▶ [Set exercise]:
Omit all pictures, then retype the data exactly as given.

▶ [Raw records]:

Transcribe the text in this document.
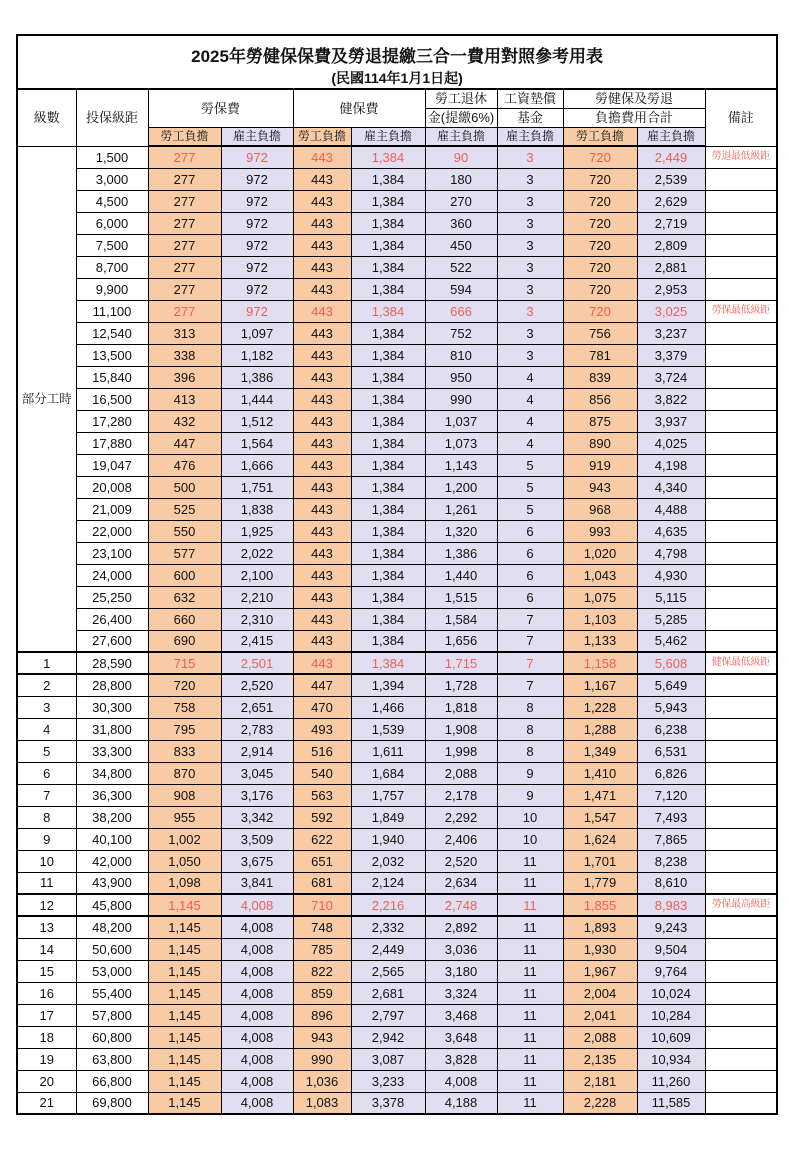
2025年勞健保保費及勞退提繳三合一費用對照參考用表
(民國114年1月1日起)										

級數	投保級距	勞保費		健保費		勞工退休	工資墊償	勞健保及勞退		備註
						金(提繳6%)	基金	負擔費用合計		
		勞工負擔	雇主負擔	勞工負擔	雇主負擔	雇主負擔	雇主負擔	勞工負擔	雇主負擔	
部分工時	1,500	277	972	443	1,384	90	3	720	2,449	勞退最低級距
	3,000	277	972	443	1,384	180	3	720	2,539	
	4,500	277	972	443	1,384	270	3	720	2,629	
	6,000	277	972	443	1,384	360	3	720	2,719	
	7,500	277	972	443	1,384	450	3	720	2,809	
	8,700	277	972	443	1,384	522	3	720	2,881	
	9,900	277	972	443	1,384	594	3	720	2,953	
	11,100	277	972	443	1,384	666	3	720	3,025	勞保最低級距
	12,540	313	1,097	443	1,384	752	3	756	3,237	
	13,500	338	1,182	443	1,384	810	3	781	3,379	
	15,840	396	1,386	443	1,384	950	4	839	3,724	
	16,500	413	1,444	443	1,384	990	4	856	3,822	
	17,280	432	1,512	443	1,384	1,037	4	875	3,937	
	17,880	447	1,564	443	1,384	1,073	4	890	4,025	
	19,047	476	1,666	443	1,384	1,143	5	919	4,198	
	20,008	500	1,751	443	1,384	1,200	5	943	4,340	
	21,009	525	1,838	443	1,384	1,261	5	968	4,488	
	22,000	550	1,925	443	1,384	1,320	6	993	4,635	
	23,100	577	2,022	443	1,384	1,386	6	1,020	4,798	
	24,000	600	2,100	443	1,384	1,440	6	1,043	4,930	
	25,250	632	2,210	443	1,384	1,515	6	1,075	5,115	
	26,400	660	2,310	443	1,384	1,584	7	1,103	5,285	
	27,600	690	2,415	443	1,384	1,656	7	1,133	5,462	
1	28,590	715	2,501	443	1,384	1,715	7	1,158	5,608	健保最低級距
2	28,800	720	2,520	447	1,394	1,728	7	1,167	5,649	
3	30,300	758	2,651	470	1,466	1,818	8	1,228	5,943	
4	31,800	795	2,783	493	1,539	1,908	8	1,288	6,238	
5	33,300	833	2,914	516	1,611	1,998	8	1,349	6,531	
6	34,800	870	3,045	540	1,684	2,088	9	1,410	6,826	
7	36,300	908	3,176	563	1,757	2,178	9	1,471	7,120	
8	38,200	955	3,342	592	1,849	2,292	10	1,547	7,493	
9	40,100	1,002	3,509	622	1,940	2,406	10	1,624	7,865	
10	42,000	1,050	3,675	651	2,032	2,520	11	1,701	8,238	
11	43,900	1,098	3,841	681	2,124	2,634	11	1,779	8,610	
12	45,800	1,145	4,008	710	2,216	2,748	11	1,855	8,983	勞保最高級距
13	48,200	1,145	4,008	748	2,332	2,892	11	1,893	9,243	
14	50,600	1,145	4,008	785	2,449	3,036	11	1,930	9,504	
15	53,000	1,145	4,008	822	2,565	3,180	11	1,967	9,764	
16	55,400	1,145	4,008	859	2,681	3,324	11	2,004	10,024	
17	57,800	1,145	4,008	896	2,797	3,468	11	2,041	10,284	
18	60,800	1,145	4,008	943	2,942	3,648	11	2,088	10,609	
19	63,800	1,145	4,008	990	3,087	3,828	11	2,135	10,934	
20	66,800	1,145	4,008	1,036	3,233	4,008	11	2,181	11,260	
21	69,800	1,145	4,008	1,083	3,378	4,188	11	2,228	11,585	
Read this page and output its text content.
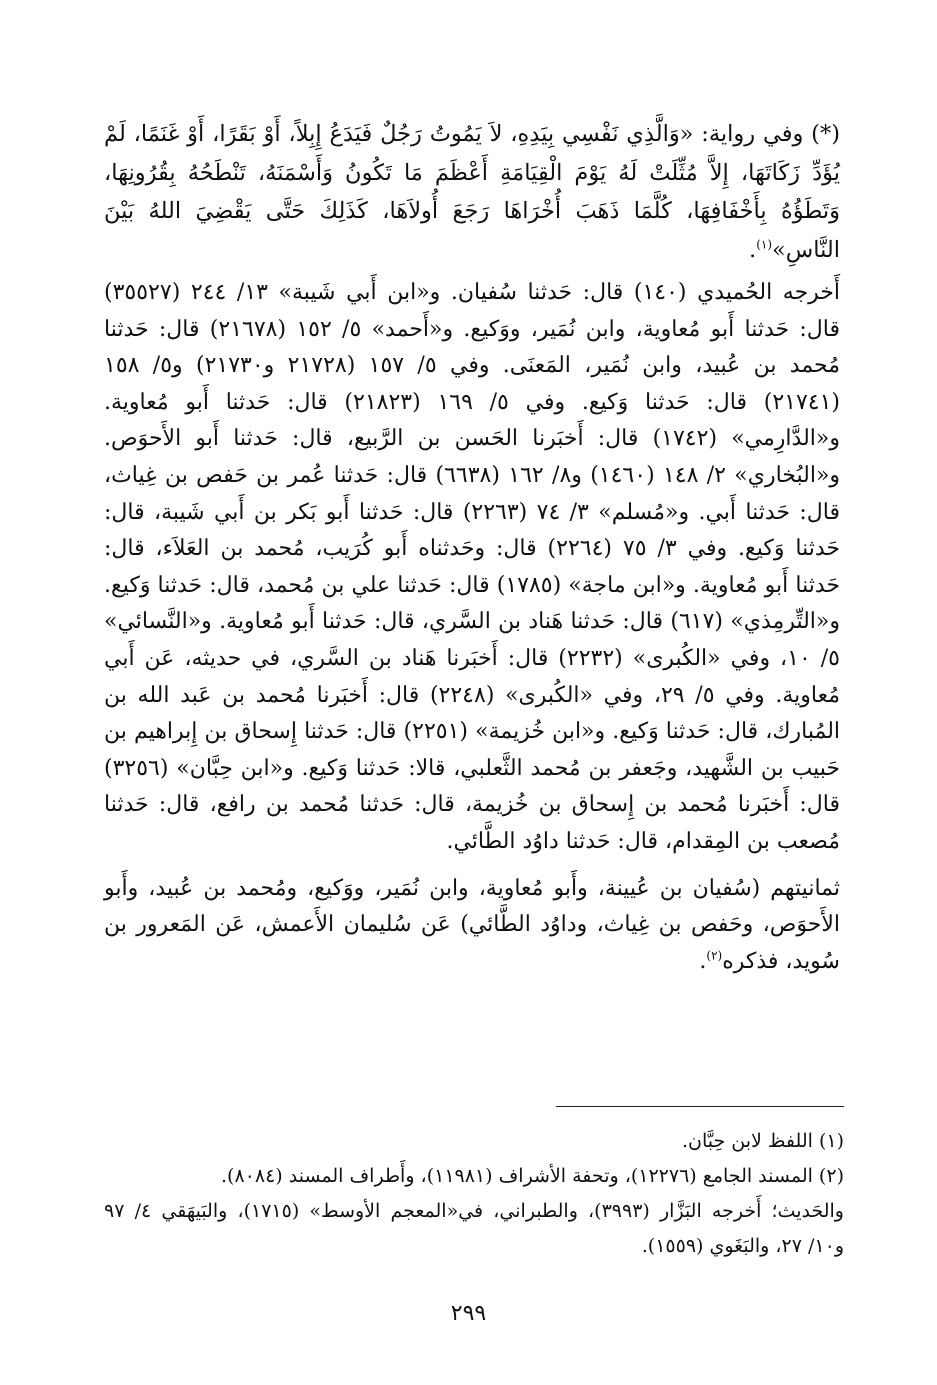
(*) وفي رواية: «وَالَّذِي نَفْسِي بِيَدِهِ، لاَ يَمُوتُ رَجُلٌ فَيَدَعُ إِبِلاً، أَوْ بَقَرًا، أَوْ غَنَمًا، لَمْ يُؤَدِّ زَكَاتَهَا، إِلاَّ مُثِّلَتْ لَهُ يَوْمَ الْقِيَامَةِ أَعْظَمَ مَا تَكُونُ وَأَسْمَنَهُ، تَنْطَحُهُ بِقُرُونِهَا، وَتَطَؤُهُ بِأَخْفَافِهَا، كُلَّمَا ذَهَبَ أُخْرَاهَا رَجَعَ أُولاَهَا، كَذَلِكَ حَتَّى يَقْضِيَ اللهُ بَيْنَ النَّاسِ»$^{(١)}$.

أَخرجه الحُميدي (١٤٠) قال: حَدثنا سُفيان. و«ابن أَبي شَيبة» ١٣/ ٢٤٤ (٣٥٥٢٧) قال: حَدثنا أَبو مُعاوية، وابن نُمَير، ووَكيع. و«أَحمد» ٥/ ١٥٢ (٢١٦٧٨) قال: حَدثنا مُحمد بن عُبيد، وابن نُمَير، المَعنَى. وفي ٥/ ١٥٧ (٢١٧٢٨ و٢١٧٣٠) و٥/ ١٥٨ (٢١٧٤١) قال: حَدثنا وَكيع. وفي ٥/ ١٦٩ (٢١٨٢٣) قال: حَدثنا أَبو مُعاوية. و«الدَّارِمي» (١٧٤٢) قال: أَخبَرنا الحَسن بن الرَّبيع، قال: حَدثنا أَبو الأَحوَص. و«البُخاري» ٢/ ١٤٨ (١٤٦٠) و٨/ ١٦٢ (٦٦٣٨) قال: حَدثنا عُمر بن حَفص بن غِياث، قال: حَدثنا أَبي. و«مُسلم» ٣/ ٧٤ (٢٢٦٣) قال: حَدثنا أَبو بَكر بن أَبي شَيبة، قال: حَدثنا وَكيع. وفي ٣/ ٧٥ (٢٢٦٤) قال: وحَدثناه أَبو كُرَيب، مُحمد بن العَلاَء، قال: حَدثنا أَبو مُعاوية. و«ابن ماجة» (١٧٨٥) قال: حَدثنا علي بن مُحمد، قال: حَدثنا وَكيع. و«التِّرمِذي» (٦١٧) قال: حَدثنا هَناد بن السَّري، قال: حَدثنا أَبو مُعاوية. و«النَّسائي» ٥/ ١٠، وفي «الكُبرى» (٢٢٣٢) قال: أَخبَرنا هَناد بن السَّري، في حديثه، عَن أَبي مُعاوية. وفي ٥/ ٢٩، وفي «الكُبرى» (٢٢٤٨) قال: أَخبَرنا مُحمد بن عَبد الله بن المُبارك، قال: حَدثنا وَكيع. و«ابن خُزيمة» (٢٢٥١) قال: حَدثنا إِسحاق بن إِبراهيم بن حَبيب بن الشَّهيد، وجَعفر بن مُحمد الثَّعلبي، قالا: حَدثنا وَكيع. و«ابن حِبَّان» (٣٢٥٦) قال: أَخبَرنا مُحمد بن إِسحاق بن خُزيمة، قال: حَدثنا مُحمد بن رافع، قال: حَدثنا مُصعب بن المِقدام، قال: حَدثنا داوُد الطَّائي.

ثمانيتهم (سُفيان بن عُيينة، وأَبو مُعاوية، وابن نُمَير، ووَكيع، ومُحمد بن عُبيد، وأَبو الأَحوَص، وحَفص بن غِياث، وداوُد الطَّائي) عَن سُليمان الأَعمش، عَن المَعرور بن سُويد، فذكره$^{(٢)}$.

(١) اللفظ لابن حِبَّان.

(٢) المسند الجامع (١٢٢٧٦)، وتحفة الأشراف (١١٩٨١)، وأَطراف المسند (٨٠٨٤).

والحَديث؛ أَخرجه البَزَّار (٣٩٩٣)، والطبراني، في«المعجم الأوسط» (١٧١٥)، والبَيهَقي ٤/ ٩٧ و١٠/ ٢٧، والبَغَوي (١٥٥٩).

٢٩٩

▶ [Solved exercise]:
Transcribe the text in this document.
2025年勞健保保費及勞退提繳三合一費用對照參考用表
(民國114年1月1日起)										

級數	投保級距	勞保費		健保費		勞工退休	工資墊償	勞健保及勞退		備註
						金(提繳6%)	基金	負擔費用合計		
		勞工負擔	雇主負擔	勞工負擔	雇主負擔	雇主負擔	雇主負擔	勞工負擔	雇主負擔	
部分工時	1,500	277	972	443	1,384	90	3	720	2,449	勞退最低級距
	3,000	277	972	443	1,384	180	3	720	2,539	
	4,500	277	972	443	1,384	270	3	720	2,629	
	6,000	277	972	443	1,384	360	3	720	2,719	
	7,500	277	972	443	1,384	450	3	720	2,809	
	8,700	277	972	443	1,384	522	3	720	2,881	
	9,900	277	972	443	1,384	594	3	720	2,953	
	11,100	277	972	443	1,384	666	3	720	3,025	勞保最低級距
	12,540	313	1,097	443	1,384	752	3	756	3,237	
	13,500	338	1,182	443	1,384	810	3	781	3,379	
	15,840	396	1,386	443	1,384	950	4	839	3,724	
	16,500	413	1,444	443	1,384	990	4	856	3,822	
	17,280	432	1,512	443	1,384	1,037	4	875	3,937	
	17,880	447	1,564	443	1,384	1,073	4	890	4,025	
	19,047	476	1,666	443	1,384	1,143	5	919	4,198	
	20,008	500	1,751	443	1,384	1,200	5	943	4,340	
	21,009	525	1,838	443	1,384	1,261	5	968	4,488	
	22,000	550	1,925	443	1,384	1,320	6	993	4,635	
	23,100	577	2,022	443	1,384	1,386	6	1,020	4,798	
	24,000	600	2,100	443	1,384	1,440	6	1,043	4,930	
	25,250	632	2,210	443	1,384	1,515	6	1,075	5,115	
	26,400	660	2,310	443	1,384	1,584	7	1,103	5,285	
	27,600	690	2,415	443	1,384	1,656	7	1,133	5,462	
1	28,590	715	2,501	443	1,384	1,715	7	1,158	5,608	健保最低級距
2	28,800	720	2,520	447	1,394	1,728	7	1,167	5,649	
3	30,300	758	2,651	470	1,466	1,818	8	1,228	5,943	
4	31,800	795	2,783	493	1,539	1,908	8	1,288	6,238	
5	33,300	833	2,914	516	1,611	1,998	8	1,349	6,531	
6	34,800	870	3,045	540	1,684	2,088	9	1,410	6,826	
7	36,300	908	3,176	563	1,757	2,178	9	1,471	7,120	
8	38,200	955	3,342	592	1,849	2,292	10	1,547	7,493	
9	40,100	1,002	3,509	622	1,940	2,406	10	1,624	7,865	
10	42,000	1,050	3,675	651	2,032	2,520	11	1,701	8,238	
11	43,900	1,098	3,841	681	2,124	2,634	11	1,779	8,610	
12	45,800	1,145	4,008	710	2,216	2,748	11	1,855	8,983	勞保最高級距
13	48,200	1,145	4,008	748	2,332	2,892	11	1,893	9,243	
14	50,600	1,145	4,008	785	2,449	3,036	11	1,930	9,504	
15	53,000	1,145	4,008	822	2,565	3,180	11	1,967	9,764	
16	55,400	1,145	4,008	859	2,681	3,324	11	2,004	10,024	
17	57,800	1,145	4,008	896	2,797	3,468	11	2,041	10,284	
18	60,800	1,145	4,008	943	2,942	3,648	11	2,088	10,609	
19	63,800	1,145	4,008	990	3,087	3,828	11	2,135	10,934	
20	66,800	1,145	4,008	1,036	3,233	4,008	11	2,181	11,260	
21	69,800	1,145	4,008	1,083	3,378	4,188	11	2,228	11,585	
Read this page and output its text content.
(*) وفي رواية: «وَالَّذِي نَفْسِي بِيَدِهِ، لاَ يَمُوتُ رَجُلٌ فَيَدَعُ إِبِلاً، أَوْ بَقَرًا، أَوْ غَنَمًا، لَمْ يُؤَدِّ زَكَاتَهَا، إِلاَّ مُثِّلَتْ لَهُ يَوْمَ الْقِيَامَةِ أَعْظَمَ مَا تَكُونُ وَأَسْمَنَهُ، تَنْطَحُهُ بِقُرُونِهَا، وَتَطَؤُهُ بِأَخْفَافِهَا، كُلَّمَا ذَهَبَ أُخْرَاهَا رَجَعَ أُولاَهَا، كَذَلِكَ حَتَّى يَقْضِيَ اللهُ بَيْنَ النَّاسِ»$^{(١)}$.

أَخرجه الحُميدي (١٤٠) قال: حَدثنا سُفيان. و«ابن أَبي شَيبة» ١٣/ ٢٤٤ (٣٥٥٢٧) قال: حَدثنا أَبو مُعاوية، وابن نُمَير، ووَكيع. و«أَحمد» ٥/ ١٥٢ (٢١٦٧٨) قال: حَدثنا مُحمد بن عُبيد، وابن نُمَير، المَعنَى. وفي ٥/ ١٥٧ (٢١٧٢٨ و٢١٧٣٠) و٥/ ١٥٨ (٢١٧٤١) قال: حَدثنا وَكيع. وفي ٥/ ١٦٩ (٢١٨٢٣) قال: حَدثنا أَبو مُعاوية. و«الدَّارِمي» (١٧٤٢) قال: أَخبَرنا الحَسن بن الرَّبيع، قال: حَدثنا أَبو الأَحوَص. و«البُخاري» ٢/ ١٤٨ (١٤٦٠) و٨/ ١٦٢ (٦٦٣٨) قال: حَدثنا عُمر بن حَفص بن غِياث، قال: حَدثنا أَبي. و«مُسلم» ٣/ ٧٤ (٢٢٦٣) قال: حَدثنا أَبو بَكر بن أَبي شَيبة، قال: حَدثنا وَكيع. وفي ٣/ ٧٥ (٢٢٦٤) قال: وحَدثناه أَبو كُرَيب، مُحمد بن العَلاَء، قال: حَدثنا أَبو مُعاوية. و«ابن ماجة» (١٧٨٥) قال: حَدثنا علي بن مُحمد، قال: حَدثنا وَكيع. و«التِّرمِذي» (٦١٧) قال: حَدثنا هَناد بن السَّري، قال: حَدثنا أَبو مُعاوية. و«النَّسائي» ٥/ ١٠، وفي «الكُبرى» (٢٢٣٢) قال: أَخبَرنا هَناد بن السَّري، في حديثه، عَن أَبي مُعاوية. وفي ٥/ ٢٩، وفي «الكُبرى» (٢٢٤٨) قال: أَخبَرنا مُحمد بن عَبد الله بن المُبارك، قال: حَدثنا وَكيع. و«ابن خُزيمة» (٢٢٥١) قال: حَدثنا إِسحاق بن إِبراهيم بن حَبيب بن الشَّهيد، وجَعفر بن مُحمد الثَّعلبي، قالا: حَدثنا وَكيع. و«ابن حِبَّان» (٣٢٥٦) قال: أَخبَرنا مُحمد بن إِسحاق بن خُزيمة، قال: حَدثنا مُحمد بن رافع، قال: حَدثنا مُصعب بن المِقدام، قال: حَدثنا داوُد الطَّائي.

ثمانيتهم (سُفيان بن عُيينة، وأَبو مُعاوية، وابن نُمَير، ووَكيع، ومُحمد بن عُبيد، وأَبو الأَحوَص، وحَفص بن غِياث، وداوُد الطَّائي) عَن سُليمان الأَعمش، عَن المَعرور بن سُويد، فذكره$^{(٢)}$.

(١) اللفظ لابن حِبَّان.

(٢) المسند الجامع (١٢٢٧٦)، وتحفة الأشراف (١١٩٨١)، وأَطراف المسند (٨٠٨٤).

والحَديث؛ أَخرجه البَزَّار (٣٩٩٣)، والطبراني، في«المعجم الأوسط» (١٧١٥)، والبَيهَقي ٤/ ٩٧ و١٠/ ٢٧، والبَغَوي (١٥٥٩).

٢٩٩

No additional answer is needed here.